Task details →
Make an exact copy of the records, with the pictures left out.

— Start of Records shown —

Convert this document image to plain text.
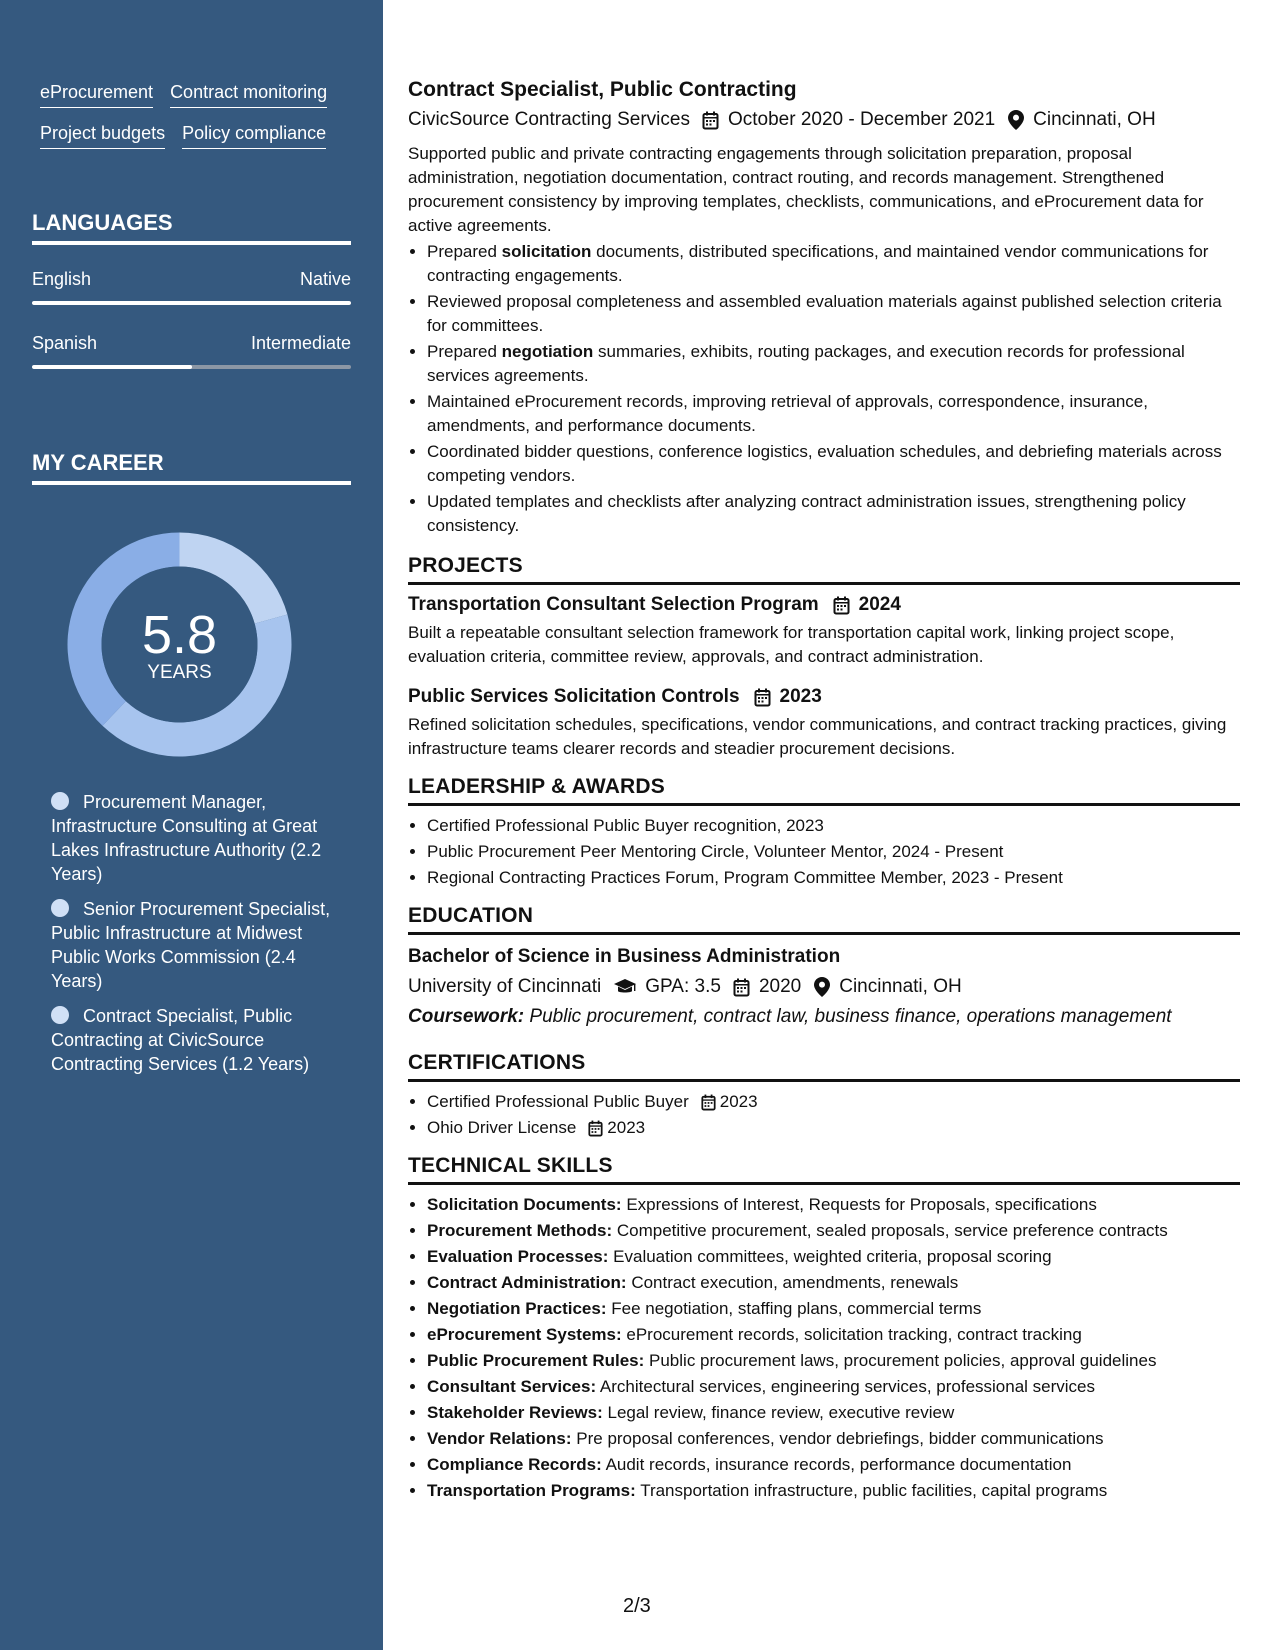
eProcurement Contract monitoring
Project budgets Policy compliance
LANGUAGES
English	Native
Spanish	Intermediate
MY CAREER
5.8
YEARS
Procurement Manager, Infrastructure Consulting at Great Lakes Infrastructure Authority (2.2 Years)
Senior Procurement Specialist, Public Infrastructure at Midwest Public Works Commission (2.4 Years)
Contract Specialist, Public Contracting at CivicSource Contracting Services (1.2 Years)
Contract Specialist, Public Contracting
CivicSource Contracting Services October 2020 - December 2021 Cincinnati, OH

Supported public and private contracting engagements through solicitation preparation, proposal administration, negotiation documentation, contract routing, and records management. Strengthened procurement consistency by improving templates, checklists, communications, and eProcurement data for active agreements.

• Prepared solicitation documents, distributed specifications, and maintained vendor communications for contracting engagements.
• Reviewed proposal completeness and assembled evaluation materials against published selection criteria for committees.
• Prepared negotiation summaries, exhibits, routing packages, and execution records for professional services agreements.
• Maintained eProcurement records, improving retrieval of approvals, correspondence, insurance, amendments, and performance documents.
• Coordinated bidder questions, conference logistics, evaluation schedules, and debriefing materials across competing vendors.
• Updated templates and checklists after analyzing contract administration issues, strengthening policy consistency.
PROJECTS
Transportation Consultant Selection Program 2024

Built a repeatable consultant selection framework for transportation capital work, linking project scope, evaluation criteria, committee review, approvals, and contract administration.

Public Services Solicitation Controls 2023

Refined solicitation schedules, specifications, vendor communications, and contract tracking practices, giving infrastructure teams clearer records and steadier procurement decisions.

LEADERSHIP & AWARDS
• Certified Professional Public Buyer recognition, 2023
• Public Procurement Peer Mentoring Circle, Volunteer Mentor, 2024 - Present
• Regional Contracting Practices Forum, Program Committee Member, 2023 - Present
EDUCATION
Bachelor of Science in Business Administration
University of Cincinnati GPA: 3.5 2020 Cincinnati, OH
Coursework: Public procurement, contract law, business finance, operations management
CERTIFICATIONS
• Certified Professional Public Buyer 2023
• Ohio Driver License 2023
TECHNICAL SKILLS
• Solicitation Documents: Expressions of Interest, Requests for Proposals, specifications
• Procurement Methods: Competitive procurement, sealed proposals, service preference contracts
• Evaluation Processes: Evaluation committees, weighted criteria, proposal scoring
• Contract Administration: Contract execution, amendments, renewals
• Negotiation Practices: Fee negotiation, staffing plans, commercial terms
• eProcurement Systems: eProcurement records, solicitation tracking, contract tracking
• Public Procurement Rules: Public procurement laws, procurement policies, approval guidelines
• Consultant Services: Architectural services, engineering services, professional services
• Stakeholder Reviews: Legal review, finance review, executive review
• Vendor Relations: Pre proposal conferences, vendor debriefings, bidder communications
• Compliance Records: Audit records, insurance records, performance documentation
• Transportation Programs: Transportation infrastructure, public facilities, capital programs
2/3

— End of Records shown —

Output for this task →
Convert this document image to plain text.
eProcurement Contract monitoring
Project budgets Policy compliance
LANGUAGES
English	Native
Spanish	Intermediate
MY CAREER
5.8
YEARS
Procurement Manager, Infrastructure Consulting at Great Lakes Infrastructure Authority (2.2 Years)
Senior Procurement Specialist, Public Infrastructure at Midwest Public Works Commission (2.4 Years)
Contract Specialist, Public Contracting at CivicSource Contracting Services (1.2 Years)
Contract Specialist, Public Contracting
CivicSource Contracting Services October 2020 - December 2021 Cincinnati, OH

Supported public and private contracting engagements through solicitation preparation, proposal administration, negotiation documentation, contract routing, and records management. Strengthened procurement consistency by improving templates, checklists, communications, and eProcurement data for active agreements.

• Prepared solicitation documents, distributed specifications, and maintained vendor communications for contracting engagements.
• Reviewed proposal completeness and assembled evaluation materials against published selection criteria for committees.
• Prepared negotiation summaries, exhibits, routing packages, and execution records for professional services agreements.
• Maintained eProcurement records, improving retrieval of approvals, correspondence, insurance, amendments, and performance documents.
• Coordinated bidder questions, conference logistics, evaluation schedules, and debriefing materials across competing vendors.
• Updated templates and checklists after analyzing contract administration issues, strengthening policy consistency.
PROJECTS
Transportation Consultant Selection Program 2024

Built a repeatable consultant selection framework for transportation capital work, linking project scope, evaluation criteria, committee review, approvals, and contract administration.

Public Services Solicitation Controls 2023

Refined solicitation schedules, specifications, vendor communications, and contract tracking practices, giving infrastructure teams clearer records and steadier procurement decisions.

LEADERSHIP & AWARDS
• Certified Professional Public Buyer recognition, 2023
• Public Procurement Peer Mentoring Circle, Volunteer Mentor, 2024 - Present
• Regional Contracting Practices Forum, Program Committee Member, 2023 - Present
EDUCATION
Bachelor of Science in Business Administration
University of Cincinnati GPA: 3.5 2020 Cincinnati, OH
Coursework: Public procurement, contract law, business finance, operations management
CERTIFICATIONS
• Certified Professional Public Buyer 2023
• Ohio Driver License 2023
TECHNICAL SKILLS
• Solicitation Documents: Expressions of Interest, Requests for Proposals, specifications
• Procurement Methods: Competitive procurement, sealed proposals, service preference contracts
• Evaluation Processes: Evaluation committees, weighted criteria, proposal scoring
• Contract Administration: Contract execution, amendments, renewals
• Negotiation Practices: Fee negotiation, staffing plans, commercial terms
• eProcurement Systems: eProcurement records, solicitation tracking, contract tracking
• Public Procurement Rules: Public procurement laws, procurement policies, approval guidelines
• Consultant Services: Architectural services, engineering services, professional services
• Stakeholder Reviews: Legal review, finance review, executive review
• Vendor Relations: Pre proposal conferences, vendor debriefings, bidder communications
• Compliance Records: Audit records, insurance records, performance documentation
• Transportation Programs: Transportation infrastructure, public facilities, capital programs
2/3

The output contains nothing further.